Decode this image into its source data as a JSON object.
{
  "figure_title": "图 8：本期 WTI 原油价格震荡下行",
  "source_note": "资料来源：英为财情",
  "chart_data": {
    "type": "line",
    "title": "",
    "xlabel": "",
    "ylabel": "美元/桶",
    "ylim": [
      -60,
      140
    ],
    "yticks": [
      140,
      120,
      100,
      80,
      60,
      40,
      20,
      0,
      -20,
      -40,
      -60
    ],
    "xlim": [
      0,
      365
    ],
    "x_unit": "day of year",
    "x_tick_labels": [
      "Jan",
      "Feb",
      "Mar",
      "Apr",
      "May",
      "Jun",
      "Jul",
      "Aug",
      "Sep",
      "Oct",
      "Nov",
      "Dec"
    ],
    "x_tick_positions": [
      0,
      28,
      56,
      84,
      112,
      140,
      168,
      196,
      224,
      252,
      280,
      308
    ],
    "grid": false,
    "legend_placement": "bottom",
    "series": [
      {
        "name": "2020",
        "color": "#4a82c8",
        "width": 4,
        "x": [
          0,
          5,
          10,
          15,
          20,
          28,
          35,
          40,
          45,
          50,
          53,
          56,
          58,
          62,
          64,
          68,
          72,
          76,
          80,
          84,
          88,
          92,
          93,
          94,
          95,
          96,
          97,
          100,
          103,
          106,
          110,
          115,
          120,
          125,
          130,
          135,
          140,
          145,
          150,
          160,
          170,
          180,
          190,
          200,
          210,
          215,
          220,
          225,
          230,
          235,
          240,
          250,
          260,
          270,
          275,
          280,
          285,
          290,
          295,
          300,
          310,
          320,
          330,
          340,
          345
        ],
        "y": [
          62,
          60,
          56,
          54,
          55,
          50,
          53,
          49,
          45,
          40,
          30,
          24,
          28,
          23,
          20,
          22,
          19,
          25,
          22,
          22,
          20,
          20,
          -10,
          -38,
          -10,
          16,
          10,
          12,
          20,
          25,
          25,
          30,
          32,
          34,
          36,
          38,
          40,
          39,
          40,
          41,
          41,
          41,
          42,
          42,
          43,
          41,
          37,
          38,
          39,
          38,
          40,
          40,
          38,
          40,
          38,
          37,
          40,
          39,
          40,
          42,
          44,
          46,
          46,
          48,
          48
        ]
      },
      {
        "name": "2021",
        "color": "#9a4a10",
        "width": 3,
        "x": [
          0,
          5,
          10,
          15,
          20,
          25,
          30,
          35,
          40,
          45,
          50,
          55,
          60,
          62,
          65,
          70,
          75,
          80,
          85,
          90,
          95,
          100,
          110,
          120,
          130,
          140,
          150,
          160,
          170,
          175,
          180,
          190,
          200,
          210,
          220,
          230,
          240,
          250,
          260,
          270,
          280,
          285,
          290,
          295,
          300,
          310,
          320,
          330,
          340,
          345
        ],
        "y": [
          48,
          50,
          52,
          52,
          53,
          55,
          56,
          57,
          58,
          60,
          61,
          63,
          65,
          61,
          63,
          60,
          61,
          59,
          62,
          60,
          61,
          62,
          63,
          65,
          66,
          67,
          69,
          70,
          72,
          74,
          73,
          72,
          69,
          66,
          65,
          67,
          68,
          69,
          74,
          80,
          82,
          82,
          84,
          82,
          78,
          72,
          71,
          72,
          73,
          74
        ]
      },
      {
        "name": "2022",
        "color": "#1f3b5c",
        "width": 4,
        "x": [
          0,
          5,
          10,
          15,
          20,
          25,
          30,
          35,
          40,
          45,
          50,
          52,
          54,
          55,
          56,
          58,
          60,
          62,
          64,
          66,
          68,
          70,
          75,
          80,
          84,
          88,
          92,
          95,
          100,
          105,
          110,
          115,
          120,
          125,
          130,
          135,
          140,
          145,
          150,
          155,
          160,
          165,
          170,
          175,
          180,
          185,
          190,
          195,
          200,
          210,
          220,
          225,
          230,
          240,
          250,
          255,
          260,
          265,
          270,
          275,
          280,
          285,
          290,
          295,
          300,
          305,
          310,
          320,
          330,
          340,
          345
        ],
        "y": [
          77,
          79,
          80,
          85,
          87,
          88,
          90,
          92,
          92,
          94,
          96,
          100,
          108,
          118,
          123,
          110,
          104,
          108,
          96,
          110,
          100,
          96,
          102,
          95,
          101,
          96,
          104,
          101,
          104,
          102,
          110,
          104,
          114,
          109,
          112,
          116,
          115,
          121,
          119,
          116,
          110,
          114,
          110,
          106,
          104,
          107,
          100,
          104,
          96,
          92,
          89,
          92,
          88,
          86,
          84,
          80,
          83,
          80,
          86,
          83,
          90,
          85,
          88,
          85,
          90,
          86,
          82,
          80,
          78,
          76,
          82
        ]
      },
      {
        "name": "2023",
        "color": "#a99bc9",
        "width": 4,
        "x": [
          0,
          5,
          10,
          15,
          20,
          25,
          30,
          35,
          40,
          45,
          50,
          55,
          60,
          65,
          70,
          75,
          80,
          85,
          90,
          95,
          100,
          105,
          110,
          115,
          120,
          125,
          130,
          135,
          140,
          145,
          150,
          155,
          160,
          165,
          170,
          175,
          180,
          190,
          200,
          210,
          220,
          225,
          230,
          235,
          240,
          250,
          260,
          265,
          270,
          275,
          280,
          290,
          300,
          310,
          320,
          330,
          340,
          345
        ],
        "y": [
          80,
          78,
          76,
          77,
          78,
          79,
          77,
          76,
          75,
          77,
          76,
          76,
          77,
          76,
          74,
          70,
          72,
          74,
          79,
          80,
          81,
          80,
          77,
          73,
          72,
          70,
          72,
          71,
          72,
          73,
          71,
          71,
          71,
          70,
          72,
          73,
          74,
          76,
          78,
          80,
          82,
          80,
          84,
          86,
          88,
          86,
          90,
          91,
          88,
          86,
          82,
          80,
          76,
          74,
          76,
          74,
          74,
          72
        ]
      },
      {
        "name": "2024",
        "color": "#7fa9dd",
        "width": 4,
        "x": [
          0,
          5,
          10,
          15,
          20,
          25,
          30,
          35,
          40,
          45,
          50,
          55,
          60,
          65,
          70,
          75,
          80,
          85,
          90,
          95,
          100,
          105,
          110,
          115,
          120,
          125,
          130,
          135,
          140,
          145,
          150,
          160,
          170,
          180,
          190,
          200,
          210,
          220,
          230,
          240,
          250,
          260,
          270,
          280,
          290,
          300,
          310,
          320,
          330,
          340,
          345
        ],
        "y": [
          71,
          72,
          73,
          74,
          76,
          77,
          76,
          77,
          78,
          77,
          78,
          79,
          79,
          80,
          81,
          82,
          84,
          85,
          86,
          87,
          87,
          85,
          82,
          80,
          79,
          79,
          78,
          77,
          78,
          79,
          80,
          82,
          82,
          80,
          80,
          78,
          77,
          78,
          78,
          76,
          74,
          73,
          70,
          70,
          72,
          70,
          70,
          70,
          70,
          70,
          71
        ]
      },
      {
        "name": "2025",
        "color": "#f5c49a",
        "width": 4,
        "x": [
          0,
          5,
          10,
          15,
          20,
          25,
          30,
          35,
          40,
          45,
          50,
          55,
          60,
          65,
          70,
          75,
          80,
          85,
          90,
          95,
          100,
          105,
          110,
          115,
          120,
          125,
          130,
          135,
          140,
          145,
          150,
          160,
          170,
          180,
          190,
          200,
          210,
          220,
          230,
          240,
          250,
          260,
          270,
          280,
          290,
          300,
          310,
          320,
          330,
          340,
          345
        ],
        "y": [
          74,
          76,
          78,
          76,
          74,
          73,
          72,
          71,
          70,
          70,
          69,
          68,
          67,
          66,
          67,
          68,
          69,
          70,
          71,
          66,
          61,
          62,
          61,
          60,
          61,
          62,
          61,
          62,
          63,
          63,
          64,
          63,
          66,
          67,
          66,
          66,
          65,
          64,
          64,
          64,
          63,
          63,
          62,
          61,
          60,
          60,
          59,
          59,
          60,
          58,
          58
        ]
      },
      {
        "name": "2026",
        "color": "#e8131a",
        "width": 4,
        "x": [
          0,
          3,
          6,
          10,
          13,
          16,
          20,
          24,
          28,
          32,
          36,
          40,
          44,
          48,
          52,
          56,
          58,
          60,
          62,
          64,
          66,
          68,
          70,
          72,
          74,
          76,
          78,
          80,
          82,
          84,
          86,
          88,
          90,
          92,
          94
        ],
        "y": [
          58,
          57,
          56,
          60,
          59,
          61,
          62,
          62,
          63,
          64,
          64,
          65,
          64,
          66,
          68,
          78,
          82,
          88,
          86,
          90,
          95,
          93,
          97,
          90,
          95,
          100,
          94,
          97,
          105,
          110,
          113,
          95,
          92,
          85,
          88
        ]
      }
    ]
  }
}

**EXERCISE TASK**
State how many lines include the string "color", and nothing more.

**THE RESULT**
7